The answer is one number: how many lines in the data below hold "JSON".

• **Rows from a figure dataset**
↓

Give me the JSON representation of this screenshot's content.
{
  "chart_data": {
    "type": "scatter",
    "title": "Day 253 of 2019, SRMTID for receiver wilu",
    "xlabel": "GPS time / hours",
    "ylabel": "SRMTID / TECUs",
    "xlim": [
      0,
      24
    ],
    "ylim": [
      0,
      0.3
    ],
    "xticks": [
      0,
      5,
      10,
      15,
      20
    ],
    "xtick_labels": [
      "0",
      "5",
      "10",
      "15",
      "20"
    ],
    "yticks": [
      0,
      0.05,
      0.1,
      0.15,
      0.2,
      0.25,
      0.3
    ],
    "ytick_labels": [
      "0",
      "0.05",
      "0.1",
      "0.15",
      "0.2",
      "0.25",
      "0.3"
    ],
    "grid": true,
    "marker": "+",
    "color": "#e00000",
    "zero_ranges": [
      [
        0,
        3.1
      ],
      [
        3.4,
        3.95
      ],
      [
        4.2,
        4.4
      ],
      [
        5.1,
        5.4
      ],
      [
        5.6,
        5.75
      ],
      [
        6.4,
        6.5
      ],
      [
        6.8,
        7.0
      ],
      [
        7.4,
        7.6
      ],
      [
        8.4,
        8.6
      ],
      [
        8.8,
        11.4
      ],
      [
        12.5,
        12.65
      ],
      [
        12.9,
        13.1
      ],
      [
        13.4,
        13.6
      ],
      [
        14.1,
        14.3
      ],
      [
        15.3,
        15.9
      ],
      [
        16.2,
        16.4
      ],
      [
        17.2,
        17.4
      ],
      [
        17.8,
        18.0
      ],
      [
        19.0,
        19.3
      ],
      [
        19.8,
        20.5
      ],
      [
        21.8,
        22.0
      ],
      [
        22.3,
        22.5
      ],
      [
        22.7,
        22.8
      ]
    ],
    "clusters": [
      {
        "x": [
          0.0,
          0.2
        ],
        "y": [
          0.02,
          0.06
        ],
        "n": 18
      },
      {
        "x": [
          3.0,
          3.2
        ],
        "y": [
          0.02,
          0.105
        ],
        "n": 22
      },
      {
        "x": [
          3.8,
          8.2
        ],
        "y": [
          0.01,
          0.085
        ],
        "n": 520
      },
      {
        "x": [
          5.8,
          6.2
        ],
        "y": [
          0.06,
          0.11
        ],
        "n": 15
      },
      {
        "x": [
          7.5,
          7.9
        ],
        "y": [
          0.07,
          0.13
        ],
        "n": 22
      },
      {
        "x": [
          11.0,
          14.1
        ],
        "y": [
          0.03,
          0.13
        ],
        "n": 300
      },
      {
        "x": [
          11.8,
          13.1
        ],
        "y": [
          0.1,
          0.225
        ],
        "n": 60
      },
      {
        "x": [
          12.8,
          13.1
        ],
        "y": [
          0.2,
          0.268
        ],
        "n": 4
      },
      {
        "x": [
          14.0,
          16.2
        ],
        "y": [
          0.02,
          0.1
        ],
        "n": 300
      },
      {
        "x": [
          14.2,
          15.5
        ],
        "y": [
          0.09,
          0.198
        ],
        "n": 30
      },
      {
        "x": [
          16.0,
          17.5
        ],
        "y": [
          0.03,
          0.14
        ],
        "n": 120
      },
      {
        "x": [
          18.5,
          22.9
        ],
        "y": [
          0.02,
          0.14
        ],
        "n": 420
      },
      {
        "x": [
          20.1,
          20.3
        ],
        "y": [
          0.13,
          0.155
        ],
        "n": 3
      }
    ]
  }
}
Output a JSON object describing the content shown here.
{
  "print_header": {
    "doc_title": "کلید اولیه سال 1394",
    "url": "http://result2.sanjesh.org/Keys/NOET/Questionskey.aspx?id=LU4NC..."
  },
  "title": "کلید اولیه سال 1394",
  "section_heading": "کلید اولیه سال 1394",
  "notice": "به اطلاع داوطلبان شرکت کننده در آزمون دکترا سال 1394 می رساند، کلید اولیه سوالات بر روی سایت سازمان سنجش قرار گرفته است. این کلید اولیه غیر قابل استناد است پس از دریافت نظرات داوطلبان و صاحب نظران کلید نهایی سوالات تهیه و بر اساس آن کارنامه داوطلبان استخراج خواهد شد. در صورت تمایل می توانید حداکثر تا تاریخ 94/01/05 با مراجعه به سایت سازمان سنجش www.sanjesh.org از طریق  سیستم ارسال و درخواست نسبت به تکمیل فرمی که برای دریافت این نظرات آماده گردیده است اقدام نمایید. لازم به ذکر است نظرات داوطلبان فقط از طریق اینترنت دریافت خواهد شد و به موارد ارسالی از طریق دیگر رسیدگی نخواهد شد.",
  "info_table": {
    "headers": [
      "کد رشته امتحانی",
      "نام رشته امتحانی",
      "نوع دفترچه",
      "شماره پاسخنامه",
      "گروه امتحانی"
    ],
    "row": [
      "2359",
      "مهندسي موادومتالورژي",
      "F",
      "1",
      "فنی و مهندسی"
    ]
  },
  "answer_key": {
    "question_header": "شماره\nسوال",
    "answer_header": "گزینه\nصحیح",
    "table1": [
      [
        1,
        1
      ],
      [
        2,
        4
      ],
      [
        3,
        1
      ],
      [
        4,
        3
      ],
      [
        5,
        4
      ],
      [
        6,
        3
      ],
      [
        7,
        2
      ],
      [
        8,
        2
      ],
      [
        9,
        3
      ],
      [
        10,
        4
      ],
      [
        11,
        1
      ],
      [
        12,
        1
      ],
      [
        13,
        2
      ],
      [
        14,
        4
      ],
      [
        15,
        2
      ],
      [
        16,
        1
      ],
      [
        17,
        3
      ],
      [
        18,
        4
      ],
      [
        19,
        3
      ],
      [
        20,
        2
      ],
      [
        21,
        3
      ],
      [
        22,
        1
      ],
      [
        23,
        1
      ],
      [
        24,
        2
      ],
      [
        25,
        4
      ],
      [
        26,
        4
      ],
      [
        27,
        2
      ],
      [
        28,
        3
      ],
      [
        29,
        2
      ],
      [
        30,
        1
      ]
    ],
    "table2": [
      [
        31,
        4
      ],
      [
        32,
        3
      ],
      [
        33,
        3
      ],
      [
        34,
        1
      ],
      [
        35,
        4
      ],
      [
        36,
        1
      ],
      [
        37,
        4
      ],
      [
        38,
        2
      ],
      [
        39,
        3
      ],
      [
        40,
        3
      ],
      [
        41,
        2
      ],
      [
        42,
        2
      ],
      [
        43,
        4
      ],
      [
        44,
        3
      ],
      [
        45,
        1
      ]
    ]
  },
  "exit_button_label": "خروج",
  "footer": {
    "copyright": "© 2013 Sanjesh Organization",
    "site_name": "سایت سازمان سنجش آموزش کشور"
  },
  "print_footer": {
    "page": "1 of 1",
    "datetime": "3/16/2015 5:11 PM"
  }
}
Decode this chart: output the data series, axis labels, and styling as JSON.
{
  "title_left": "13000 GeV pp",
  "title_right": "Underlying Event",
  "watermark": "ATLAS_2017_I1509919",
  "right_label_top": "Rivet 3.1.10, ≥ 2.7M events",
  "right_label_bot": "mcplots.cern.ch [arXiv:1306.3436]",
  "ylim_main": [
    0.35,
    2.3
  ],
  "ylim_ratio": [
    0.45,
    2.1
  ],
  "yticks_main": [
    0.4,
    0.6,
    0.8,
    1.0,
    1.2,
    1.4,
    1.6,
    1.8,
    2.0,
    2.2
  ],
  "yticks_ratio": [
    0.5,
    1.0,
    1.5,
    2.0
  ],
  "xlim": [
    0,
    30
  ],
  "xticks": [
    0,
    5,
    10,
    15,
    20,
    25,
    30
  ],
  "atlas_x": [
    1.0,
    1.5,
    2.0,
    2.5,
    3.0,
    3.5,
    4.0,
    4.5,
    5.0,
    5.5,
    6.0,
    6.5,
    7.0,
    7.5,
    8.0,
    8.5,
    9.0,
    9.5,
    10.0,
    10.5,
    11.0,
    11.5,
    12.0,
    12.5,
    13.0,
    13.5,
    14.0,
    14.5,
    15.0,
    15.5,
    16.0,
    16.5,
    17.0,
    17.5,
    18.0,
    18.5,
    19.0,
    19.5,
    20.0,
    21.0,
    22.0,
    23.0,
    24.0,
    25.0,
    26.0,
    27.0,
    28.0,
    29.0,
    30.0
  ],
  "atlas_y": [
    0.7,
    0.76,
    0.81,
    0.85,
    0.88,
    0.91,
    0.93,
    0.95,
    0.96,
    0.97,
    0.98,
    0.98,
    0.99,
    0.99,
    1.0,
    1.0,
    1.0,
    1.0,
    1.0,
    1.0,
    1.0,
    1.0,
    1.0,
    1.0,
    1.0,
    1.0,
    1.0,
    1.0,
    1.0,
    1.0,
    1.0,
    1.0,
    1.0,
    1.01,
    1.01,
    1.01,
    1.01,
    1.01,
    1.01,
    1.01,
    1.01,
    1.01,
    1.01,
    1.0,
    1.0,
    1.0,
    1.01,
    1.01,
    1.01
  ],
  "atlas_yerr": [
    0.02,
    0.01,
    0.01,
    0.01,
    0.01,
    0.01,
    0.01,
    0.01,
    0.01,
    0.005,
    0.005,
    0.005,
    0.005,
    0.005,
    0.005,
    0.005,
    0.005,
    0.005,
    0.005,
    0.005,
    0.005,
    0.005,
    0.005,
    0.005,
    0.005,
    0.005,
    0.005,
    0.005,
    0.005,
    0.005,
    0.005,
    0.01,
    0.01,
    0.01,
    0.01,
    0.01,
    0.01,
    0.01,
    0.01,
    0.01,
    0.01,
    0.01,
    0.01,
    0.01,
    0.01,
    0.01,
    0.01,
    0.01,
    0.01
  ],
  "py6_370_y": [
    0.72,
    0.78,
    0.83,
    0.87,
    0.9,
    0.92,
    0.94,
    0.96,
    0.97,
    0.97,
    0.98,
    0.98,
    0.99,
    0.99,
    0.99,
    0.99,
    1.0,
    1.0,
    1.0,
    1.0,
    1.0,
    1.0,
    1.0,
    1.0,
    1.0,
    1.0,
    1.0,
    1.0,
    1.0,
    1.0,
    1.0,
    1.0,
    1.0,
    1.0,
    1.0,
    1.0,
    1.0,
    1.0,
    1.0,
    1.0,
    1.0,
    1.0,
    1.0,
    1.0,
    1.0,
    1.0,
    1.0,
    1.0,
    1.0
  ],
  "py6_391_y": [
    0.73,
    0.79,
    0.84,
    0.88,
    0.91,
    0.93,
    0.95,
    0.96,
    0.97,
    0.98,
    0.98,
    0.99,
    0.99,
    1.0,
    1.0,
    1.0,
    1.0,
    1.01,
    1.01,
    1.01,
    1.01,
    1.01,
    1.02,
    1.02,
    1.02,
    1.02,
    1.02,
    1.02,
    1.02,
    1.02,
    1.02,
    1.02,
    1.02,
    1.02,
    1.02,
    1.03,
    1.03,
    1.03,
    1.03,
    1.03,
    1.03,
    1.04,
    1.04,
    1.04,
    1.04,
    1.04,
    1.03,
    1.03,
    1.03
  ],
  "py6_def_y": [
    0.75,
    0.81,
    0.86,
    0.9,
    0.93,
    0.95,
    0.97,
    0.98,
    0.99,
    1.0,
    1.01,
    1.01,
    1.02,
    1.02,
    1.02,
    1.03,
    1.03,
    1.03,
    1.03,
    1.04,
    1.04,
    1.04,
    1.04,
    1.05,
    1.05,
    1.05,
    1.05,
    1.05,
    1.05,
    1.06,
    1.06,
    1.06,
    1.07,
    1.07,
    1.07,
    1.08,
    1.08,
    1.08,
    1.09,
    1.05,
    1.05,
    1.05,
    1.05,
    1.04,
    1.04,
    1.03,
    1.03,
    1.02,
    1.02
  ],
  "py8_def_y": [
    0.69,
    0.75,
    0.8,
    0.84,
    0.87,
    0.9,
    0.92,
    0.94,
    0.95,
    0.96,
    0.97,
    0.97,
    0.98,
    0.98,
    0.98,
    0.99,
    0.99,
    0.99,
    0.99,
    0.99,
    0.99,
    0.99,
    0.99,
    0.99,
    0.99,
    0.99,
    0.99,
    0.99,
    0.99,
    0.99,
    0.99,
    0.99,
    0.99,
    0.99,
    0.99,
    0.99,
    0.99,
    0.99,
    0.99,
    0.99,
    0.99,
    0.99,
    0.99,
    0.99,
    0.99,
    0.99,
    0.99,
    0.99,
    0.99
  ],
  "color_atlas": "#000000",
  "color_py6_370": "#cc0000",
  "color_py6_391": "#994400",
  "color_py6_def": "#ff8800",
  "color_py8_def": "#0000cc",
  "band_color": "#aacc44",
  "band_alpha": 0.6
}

↑

• **Answer to this problem**
3